** Task statement **
Look through the material and copy each line holding "Beskrivelse".

** Dataset rows **

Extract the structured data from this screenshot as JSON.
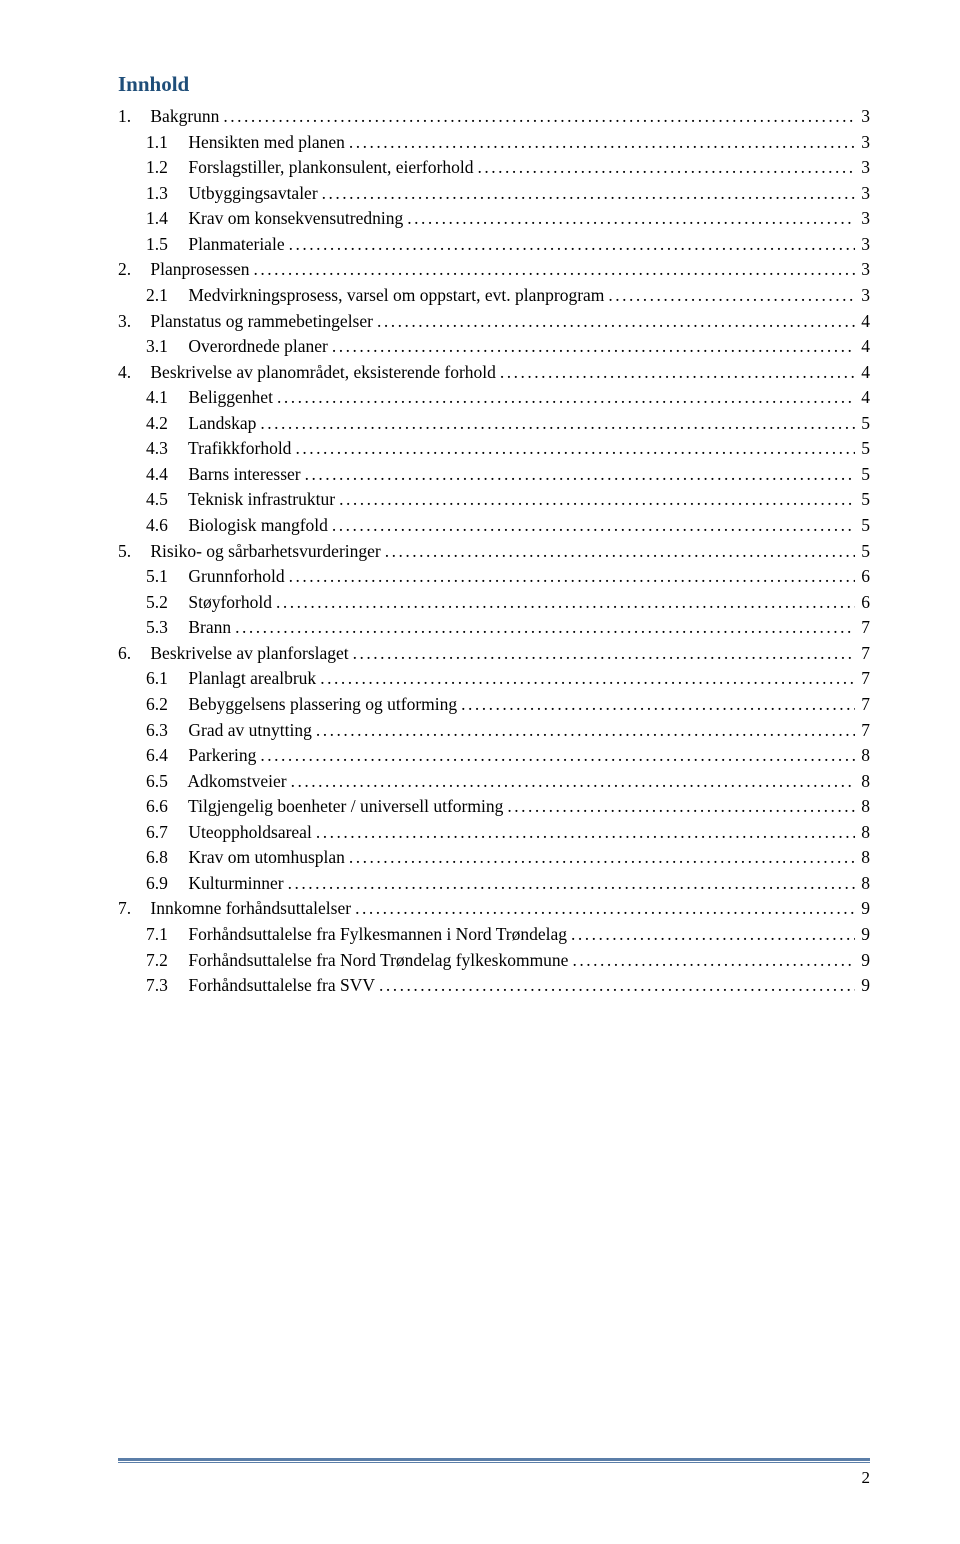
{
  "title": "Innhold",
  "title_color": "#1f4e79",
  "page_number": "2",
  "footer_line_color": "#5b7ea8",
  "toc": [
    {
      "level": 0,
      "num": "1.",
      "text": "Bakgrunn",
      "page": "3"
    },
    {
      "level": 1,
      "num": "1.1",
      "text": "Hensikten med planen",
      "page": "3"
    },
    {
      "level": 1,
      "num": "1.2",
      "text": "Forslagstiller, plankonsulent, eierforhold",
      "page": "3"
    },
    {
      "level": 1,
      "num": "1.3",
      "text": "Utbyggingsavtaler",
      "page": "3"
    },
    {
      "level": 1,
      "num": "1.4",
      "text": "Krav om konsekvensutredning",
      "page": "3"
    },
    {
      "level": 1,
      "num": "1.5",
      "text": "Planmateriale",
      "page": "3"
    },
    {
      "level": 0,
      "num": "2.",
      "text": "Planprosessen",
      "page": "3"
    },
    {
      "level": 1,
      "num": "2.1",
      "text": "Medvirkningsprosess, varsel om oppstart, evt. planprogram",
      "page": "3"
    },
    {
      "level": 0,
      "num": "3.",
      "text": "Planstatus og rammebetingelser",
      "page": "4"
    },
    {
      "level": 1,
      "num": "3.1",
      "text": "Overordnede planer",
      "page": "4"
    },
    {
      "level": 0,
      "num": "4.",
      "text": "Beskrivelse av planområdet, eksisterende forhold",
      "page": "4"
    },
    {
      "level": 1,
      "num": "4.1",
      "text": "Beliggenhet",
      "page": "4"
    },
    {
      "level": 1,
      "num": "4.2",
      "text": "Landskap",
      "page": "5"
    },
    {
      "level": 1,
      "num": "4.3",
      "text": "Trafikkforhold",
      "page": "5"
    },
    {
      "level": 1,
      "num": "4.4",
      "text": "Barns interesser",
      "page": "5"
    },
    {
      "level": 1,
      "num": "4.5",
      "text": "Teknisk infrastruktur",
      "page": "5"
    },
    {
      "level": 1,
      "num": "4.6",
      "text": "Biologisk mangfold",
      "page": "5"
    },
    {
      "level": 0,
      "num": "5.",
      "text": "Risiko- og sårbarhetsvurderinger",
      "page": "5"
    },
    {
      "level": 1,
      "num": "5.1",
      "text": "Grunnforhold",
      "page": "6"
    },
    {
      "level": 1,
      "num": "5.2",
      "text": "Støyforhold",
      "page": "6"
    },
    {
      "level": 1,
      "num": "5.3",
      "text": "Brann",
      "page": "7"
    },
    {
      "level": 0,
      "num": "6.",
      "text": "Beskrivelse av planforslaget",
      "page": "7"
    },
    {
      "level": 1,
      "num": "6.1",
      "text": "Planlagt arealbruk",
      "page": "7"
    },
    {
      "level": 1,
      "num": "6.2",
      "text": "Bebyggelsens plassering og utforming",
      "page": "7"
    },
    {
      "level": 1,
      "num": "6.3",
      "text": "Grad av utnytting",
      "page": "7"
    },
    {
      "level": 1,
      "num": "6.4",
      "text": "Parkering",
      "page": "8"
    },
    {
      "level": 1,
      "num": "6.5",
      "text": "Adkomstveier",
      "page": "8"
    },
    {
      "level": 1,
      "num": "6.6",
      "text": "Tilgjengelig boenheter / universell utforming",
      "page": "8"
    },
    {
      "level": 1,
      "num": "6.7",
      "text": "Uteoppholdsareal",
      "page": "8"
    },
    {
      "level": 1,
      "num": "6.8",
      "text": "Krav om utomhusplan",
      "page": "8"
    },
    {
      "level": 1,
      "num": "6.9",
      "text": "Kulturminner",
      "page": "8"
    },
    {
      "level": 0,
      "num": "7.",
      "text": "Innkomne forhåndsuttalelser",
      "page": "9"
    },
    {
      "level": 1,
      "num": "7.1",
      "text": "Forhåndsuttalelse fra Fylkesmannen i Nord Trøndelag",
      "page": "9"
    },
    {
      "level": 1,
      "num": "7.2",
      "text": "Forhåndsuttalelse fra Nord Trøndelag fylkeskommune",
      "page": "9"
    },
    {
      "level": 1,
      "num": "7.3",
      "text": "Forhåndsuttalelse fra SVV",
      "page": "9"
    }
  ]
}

** Task answer **
      "text": "Beskrivelse av planområdet, eksisterende forhold",
      "text": "Beskrivelse av planforslaget",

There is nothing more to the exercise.